*** RECORD LIST ***
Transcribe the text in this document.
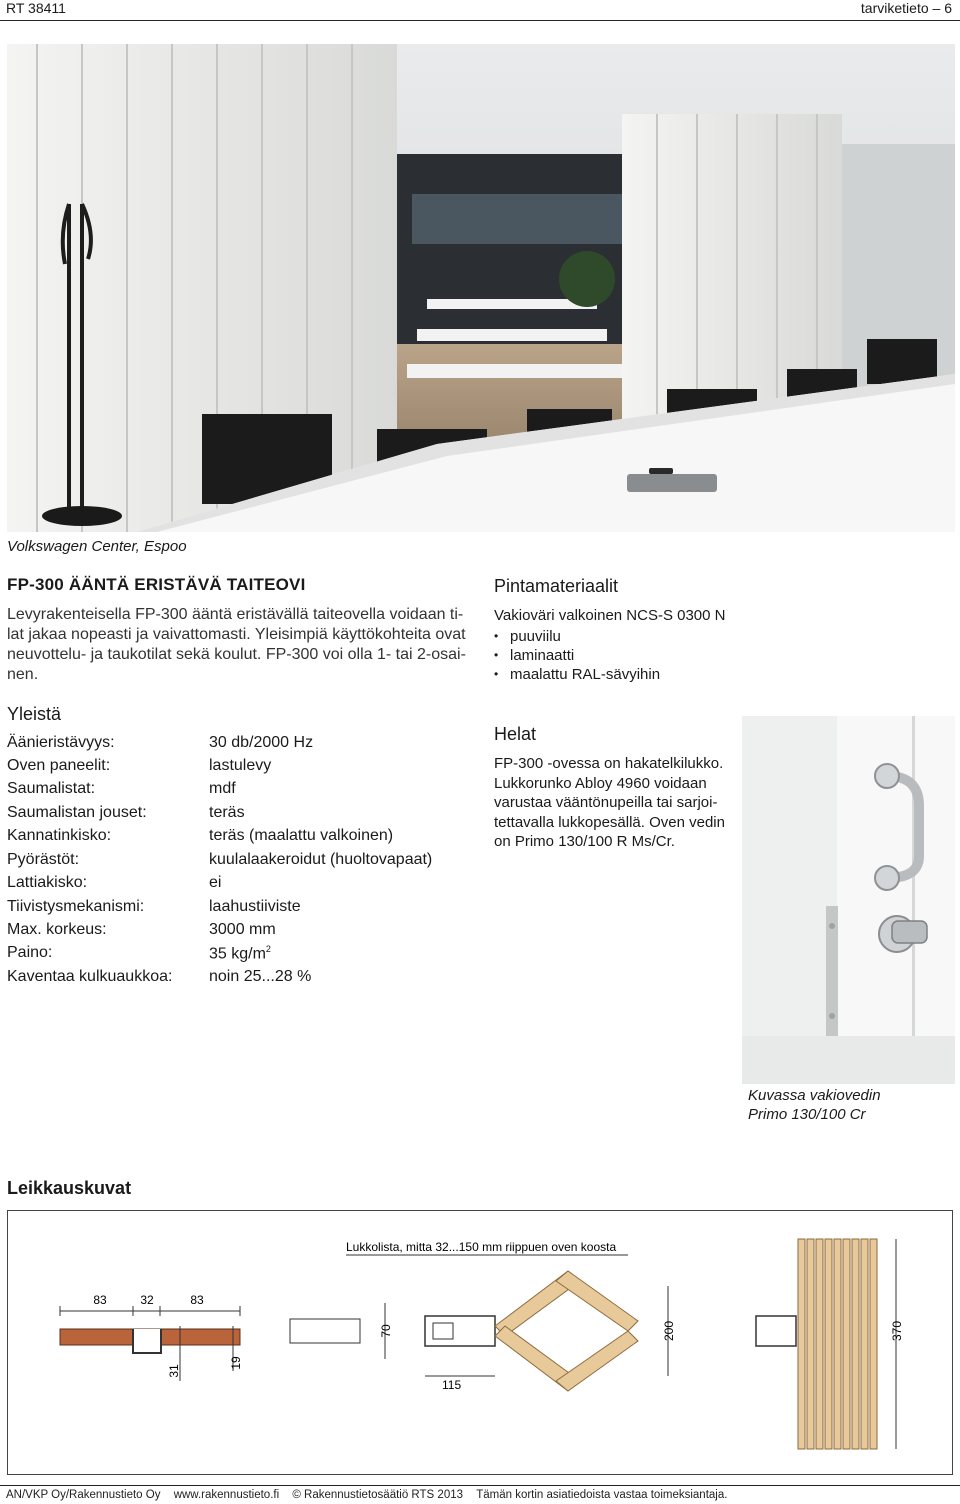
RT 38411	tarviketieto – 6
Volkswagen Center, Espoo
FP-300 ÄÄNTÄ ERISTÄVÄ TAITEOVI
Levyrakenteisella FP-300 ääntä eristävällä taiteovella voidaan ti-
lat jakaa nopeasti ja vaivattomasti. Yleisimpiä käyttökohteita ovat
neuvottelu- ja taukotilat sekä koulut. FP-300 voi olla 1- tai 2-osai-
nen.
Yleistä
Äänieristävyys:	30 db/2000 Hz
Oven paneelit:	lastulevy
Saumalistat:	mdf
Saumalistan jouset:	teräs
Kannatinkisko:	teräs (maalattu valkoinen)
Pyörästöt:	kuulalaakeroidut (huoltovapaat)
Lattiakisko:	ei
Tiivistysmekanismi:	laahustiiviste
Max. korkeus:	3000 mm
Paino:	35 $kg/m^2$
Kaventaa kulkuaukkoa: noin 25...28 %
Pintamateriaalit
Vakioväri valkoinen NCS-S 0300 N
• puuviilu
• laminaatti
• maalattu RAL-sävyihin
Helat
FP-300 -ovessa on hakatelkilukko.
Lukkorunko Abloy 4960 voidaan
varustaa vääntönupeilla tai sarjoi-
tettavalla lukkopesällä. Oven vedin
on Primo 130/100 R Ms/Cr.
Kuvassa vakiovedin
Primo 130/100 Cr
Leikkauskuvat
83	32	83
31
19
Lukkolista, mitta 32...150 mm riippuen oven koosta
70
115
200	370
AN/VKP Oy/Rakennustieto Oy www.rakennustieto.fi © Rakennustietosäätiö RTS 2013 Tämän kortin asiatiedoista vastaa toimeksiantaja.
***
- **SHORT PROBLEM**:
Reproduce every line exactly and omit all pictures.

- **TASK RESPONSE**:
Transcribe the text in this document.
RT 38411	tarviketieto – 6
Volkswagen Center, Espoo
FP-300 ÄÄNTÄ ERISTÄVÄ TAITEOVI
Levyrakenteisella FP-300 ääntä eristävällä taiteovella voidaan ti-
lat jakaa nopeasti ja vaivattomasti. Yleisimpiä käyttökohteita ovat
neuvottelu- ja taukotilat sekä koulut. FP-300 voi olla 1- tai 2-osai-
nen.
Yleistä
Äänieristävyys:	30 db/2000 Hz
Oven paneelit:	lastulevy
Saumalistat:	mdf
Saumalistan jouset:	teräs
Kannatinkisko:	teräs (maalattu valkoinen)
Pyörästöt:	kuulalaakeroidut (huoltovapaat)
Lattiakisko:	ei
Tiivistysmekanismi:	laahustiiviste
Max. korkeus:	3000 mm
Paino:	35 $kg/m^2$
Kaventaa kulkuaukkoa: noin 25...28 %
Pintamateriaalit
Vakioväri valkoinen NCS-S 0300 N
• puuviilu
• laminaatti
• maalattu RAL-sävyihin
Helat
FP-300 -ovessa on hakatelkilukko.
Lukkorunko Abloy 4960 voidaan
varustaa vääntönupeilla tai sarjoi-
tettavalla lukkopesällä. Oven vedin
on Primo 130/100 R Ms/Cr.
Kuvassa vakiovedin
Primo 130/100 Cr
Leikkauskuvat
83	32	83
31
19
Lukkolista, mitta 32...150 mm riippuen oven koosta
70
115
200	370
AN/VKP Oy/Rakennustieto Oy www.rakennustieto.fi © Rakennustietosäätiö RTS 2013 Tämän kortin asiatiedoista vastaa toimeksiantaja.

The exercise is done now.